BRIEF: In the entries below, find every line holding the string "samples" and collect it.

===== MATERIAL SHOWN

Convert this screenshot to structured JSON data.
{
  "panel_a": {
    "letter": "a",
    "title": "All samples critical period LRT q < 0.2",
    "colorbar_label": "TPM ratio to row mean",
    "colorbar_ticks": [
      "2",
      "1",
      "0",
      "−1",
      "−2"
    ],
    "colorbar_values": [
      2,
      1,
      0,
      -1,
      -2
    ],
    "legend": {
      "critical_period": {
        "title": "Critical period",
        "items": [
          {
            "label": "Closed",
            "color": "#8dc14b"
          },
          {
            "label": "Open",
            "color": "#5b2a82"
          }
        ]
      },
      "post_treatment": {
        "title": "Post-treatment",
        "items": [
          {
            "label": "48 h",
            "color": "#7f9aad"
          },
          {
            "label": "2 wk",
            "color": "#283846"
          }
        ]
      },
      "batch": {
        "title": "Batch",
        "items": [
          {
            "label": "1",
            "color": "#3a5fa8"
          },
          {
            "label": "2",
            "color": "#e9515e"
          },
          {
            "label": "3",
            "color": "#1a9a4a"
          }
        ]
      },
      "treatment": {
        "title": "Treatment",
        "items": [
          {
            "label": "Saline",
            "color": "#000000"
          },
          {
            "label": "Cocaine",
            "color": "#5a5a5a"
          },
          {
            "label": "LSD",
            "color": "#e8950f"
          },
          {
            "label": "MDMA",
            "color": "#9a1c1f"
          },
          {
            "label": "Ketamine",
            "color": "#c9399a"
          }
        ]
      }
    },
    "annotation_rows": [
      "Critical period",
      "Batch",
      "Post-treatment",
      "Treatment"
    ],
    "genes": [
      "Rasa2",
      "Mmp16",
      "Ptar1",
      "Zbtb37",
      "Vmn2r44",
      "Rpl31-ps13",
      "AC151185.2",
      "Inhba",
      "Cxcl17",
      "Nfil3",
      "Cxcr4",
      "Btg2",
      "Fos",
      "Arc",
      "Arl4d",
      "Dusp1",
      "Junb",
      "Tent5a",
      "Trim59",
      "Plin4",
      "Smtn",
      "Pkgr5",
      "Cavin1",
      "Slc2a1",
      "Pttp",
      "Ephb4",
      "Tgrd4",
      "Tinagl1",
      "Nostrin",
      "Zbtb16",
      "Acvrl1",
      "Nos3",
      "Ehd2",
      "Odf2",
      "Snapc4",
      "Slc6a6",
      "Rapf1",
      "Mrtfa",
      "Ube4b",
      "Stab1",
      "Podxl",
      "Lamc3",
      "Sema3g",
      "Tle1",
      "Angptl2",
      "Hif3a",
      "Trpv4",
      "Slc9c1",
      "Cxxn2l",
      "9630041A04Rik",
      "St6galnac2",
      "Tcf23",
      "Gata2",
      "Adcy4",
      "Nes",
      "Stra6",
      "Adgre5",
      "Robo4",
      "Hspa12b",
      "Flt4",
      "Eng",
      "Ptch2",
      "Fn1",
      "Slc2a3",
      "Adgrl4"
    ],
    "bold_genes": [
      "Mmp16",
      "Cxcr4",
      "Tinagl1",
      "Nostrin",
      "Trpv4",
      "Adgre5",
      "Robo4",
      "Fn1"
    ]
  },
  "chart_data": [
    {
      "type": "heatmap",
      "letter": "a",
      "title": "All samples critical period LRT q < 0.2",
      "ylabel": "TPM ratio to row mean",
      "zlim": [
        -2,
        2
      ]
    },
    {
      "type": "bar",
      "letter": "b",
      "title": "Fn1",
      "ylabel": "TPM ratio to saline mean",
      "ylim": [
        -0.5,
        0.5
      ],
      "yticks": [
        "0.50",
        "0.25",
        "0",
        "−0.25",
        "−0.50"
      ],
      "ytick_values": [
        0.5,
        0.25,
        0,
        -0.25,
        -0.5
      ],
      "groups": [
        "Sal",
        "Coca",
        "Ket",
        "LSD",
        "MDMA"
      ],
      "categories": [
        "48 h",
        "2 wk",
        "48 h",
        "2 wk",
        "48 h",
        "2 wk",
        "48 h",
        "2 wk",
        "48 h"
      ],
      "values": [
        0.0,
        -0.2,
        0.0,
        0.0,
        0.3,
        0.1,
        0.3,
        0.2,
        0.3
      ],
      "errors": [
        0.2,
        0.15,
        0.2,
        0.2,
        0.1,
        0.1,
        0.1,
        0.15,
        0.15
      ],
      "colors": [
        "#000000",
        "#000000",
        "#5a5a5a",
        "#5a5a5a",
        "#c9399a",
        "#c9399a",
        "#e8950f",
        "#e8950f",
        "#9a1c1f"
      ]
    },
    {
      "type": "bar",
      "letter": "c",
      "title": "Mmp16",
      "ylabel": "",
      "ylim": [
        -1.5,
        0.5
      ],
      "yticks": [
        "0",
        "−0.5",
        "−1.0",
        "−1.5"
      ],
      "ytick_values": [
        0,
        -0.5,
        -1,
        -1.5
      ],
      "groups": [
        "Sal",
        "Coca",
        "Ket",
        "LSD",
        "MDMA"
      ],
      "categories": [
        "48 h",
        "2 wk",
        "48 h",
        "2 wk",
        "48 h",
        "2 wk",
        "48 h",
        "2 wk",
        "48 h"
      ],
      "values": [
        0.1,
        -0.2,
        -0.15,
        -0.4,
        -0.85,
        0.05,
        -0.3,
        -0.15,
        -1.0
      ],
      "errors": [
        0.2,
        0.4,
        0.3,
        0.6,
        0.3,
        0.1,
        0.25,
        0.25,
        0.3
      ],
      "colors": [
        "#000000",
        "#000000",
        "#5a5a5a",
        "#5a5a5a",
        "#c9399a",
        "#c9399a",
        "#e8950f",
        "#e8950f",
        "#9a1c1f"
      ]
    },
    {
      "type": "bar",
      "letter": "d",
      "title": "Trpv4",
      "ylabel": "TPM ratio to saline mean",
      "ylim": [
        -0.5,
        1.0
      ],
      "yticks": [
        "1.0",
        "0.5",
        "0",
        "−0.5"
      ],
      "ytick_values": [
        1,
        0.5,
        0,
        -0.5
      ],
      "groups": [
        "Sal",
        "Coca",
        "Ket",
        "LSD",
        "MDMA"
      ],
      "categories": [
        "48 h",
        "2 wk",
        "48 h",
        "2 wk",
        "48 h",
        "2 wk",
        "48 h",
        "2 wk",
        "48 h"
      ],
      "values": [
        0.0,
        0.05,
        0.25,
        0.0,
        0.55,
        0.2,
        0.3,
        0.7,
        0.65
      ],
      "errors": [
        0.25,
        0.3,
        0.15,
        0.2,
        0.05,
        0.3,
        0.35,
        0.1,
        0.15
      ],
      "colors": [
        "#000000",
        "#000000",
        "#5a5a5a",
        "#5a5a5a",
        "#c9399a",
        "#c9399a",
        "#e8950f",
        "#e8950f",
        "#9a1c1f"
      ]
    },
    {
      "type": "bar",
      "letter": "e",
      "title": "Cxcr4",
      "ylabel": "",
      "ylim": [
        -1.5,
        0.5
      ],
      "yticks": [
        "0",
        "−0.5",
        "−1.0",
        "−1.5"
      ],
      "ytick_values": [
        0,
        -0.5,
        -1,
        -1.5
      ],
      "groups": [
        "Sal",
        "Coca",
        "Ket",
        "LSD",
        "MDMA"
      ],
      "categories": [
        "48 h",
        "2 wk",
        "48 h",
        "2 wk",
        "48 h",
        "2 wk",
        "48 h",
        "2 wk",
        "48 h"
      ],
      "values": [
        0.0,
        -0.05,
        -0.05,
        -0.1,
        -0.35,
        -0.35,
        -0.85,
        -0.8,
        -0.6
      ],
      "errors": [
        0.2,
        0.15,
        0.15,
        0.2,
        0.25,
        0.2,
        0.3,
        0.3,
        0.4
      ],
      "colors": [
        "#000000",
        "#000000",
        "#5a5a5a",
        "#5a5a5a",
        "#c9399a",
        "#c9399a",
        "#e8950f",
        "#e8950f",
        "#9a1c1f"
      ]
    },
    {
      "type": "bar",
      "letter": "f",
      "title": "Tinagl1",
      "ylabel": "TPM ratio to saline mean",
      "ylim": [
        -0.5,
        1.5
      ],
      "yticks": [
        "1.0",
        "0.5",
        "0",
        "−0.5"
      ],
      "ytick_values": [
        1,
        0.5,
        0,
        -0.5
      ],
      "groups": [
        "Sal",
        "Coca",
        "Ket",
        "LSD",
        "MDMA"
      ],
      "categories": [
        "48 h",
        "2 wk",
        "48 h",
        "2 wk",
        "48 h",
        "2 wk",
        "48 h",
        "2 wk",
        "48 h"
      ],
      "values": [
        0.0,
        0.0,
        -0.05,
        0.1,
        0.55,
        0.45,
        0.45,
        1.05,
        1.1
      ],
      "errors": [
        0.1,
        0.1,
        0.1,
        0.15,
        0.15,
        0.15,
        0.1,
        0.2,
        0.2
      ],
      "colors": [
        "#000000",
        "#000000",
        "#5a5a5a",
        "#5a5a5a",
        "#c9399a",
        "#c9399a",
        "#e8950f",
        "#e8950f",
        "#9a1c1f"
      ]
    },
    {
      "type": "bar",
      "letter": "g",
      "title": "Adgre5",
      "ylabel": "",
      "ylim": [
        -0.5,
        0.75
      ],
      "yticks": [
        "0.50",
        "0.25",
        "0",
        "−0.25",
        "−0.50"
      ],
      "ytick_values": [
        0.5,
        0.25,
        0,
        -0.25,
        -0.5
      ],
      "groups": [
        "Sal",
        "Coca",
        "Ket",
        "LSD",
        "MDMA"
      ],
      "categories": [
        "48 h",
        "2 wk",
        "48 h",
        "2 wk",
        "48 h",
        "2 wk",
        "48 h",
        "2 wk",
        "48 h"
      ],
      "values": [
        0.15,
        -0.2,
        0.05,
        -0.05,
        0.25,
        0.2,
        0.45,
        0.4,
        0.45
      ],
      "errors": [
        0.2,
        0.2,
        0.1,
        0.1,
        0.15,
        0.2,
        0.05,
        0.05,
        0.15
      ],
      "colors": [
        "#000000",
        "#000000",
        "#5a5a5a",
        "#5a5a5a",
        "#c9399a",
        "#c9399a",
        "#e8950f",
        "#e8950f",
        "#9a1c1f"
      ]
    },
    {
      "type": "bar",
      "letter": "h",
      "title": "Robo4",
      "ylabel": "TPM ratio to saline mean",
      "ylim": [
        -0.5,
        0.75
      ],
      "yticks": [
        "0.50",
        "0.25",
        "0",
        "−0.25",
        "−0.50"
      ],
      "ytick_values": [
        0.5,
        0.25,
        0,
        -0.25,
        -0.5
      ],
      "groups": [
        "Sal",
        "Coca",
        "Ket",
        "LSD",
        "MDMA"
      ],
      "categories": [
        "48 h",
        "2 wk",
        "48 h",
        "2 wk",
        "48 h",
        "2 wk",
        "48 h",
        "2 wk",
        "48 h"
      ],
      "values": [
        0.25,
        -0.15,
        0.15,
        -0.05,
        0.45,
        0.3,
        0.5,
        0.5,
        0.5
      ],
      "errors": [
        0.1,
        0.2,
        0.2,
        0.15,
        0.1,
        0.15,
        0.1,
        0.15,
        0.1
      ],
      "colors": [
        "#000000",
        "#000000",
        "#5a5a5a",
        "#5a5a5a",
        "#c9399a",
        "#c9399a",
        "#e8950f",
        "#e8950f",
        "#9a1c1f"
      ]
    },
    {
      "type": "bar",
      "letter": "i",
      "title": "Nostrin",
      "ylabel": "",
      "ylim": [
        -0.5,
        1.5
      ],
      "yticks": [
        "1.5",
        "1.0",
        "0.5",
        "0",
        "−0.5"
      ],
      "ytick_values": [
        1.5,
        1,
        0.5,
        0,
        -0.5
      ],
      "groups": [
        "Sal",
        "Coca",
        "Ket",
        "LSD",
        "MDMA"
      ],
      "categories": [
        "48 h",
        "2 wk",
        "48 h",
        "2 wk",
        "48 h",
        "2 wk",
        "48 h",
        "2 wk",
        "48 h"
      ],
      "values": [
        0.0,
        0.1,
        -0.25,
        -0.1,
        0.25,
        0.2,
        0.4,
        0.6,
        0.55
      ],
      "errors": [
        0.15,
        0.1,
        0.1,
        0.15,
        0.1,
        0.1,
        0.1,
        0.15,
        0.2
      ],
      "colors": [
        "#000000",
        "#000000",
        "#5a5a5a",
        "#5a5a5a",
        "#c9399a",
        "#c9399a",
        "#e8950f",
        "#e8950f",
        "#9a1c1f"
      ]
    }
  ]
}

==========

OUTPUT:
    "title": "All samples critical period LRT q < 0.2",
      "title": "All samples critical period LRT q < 0.2",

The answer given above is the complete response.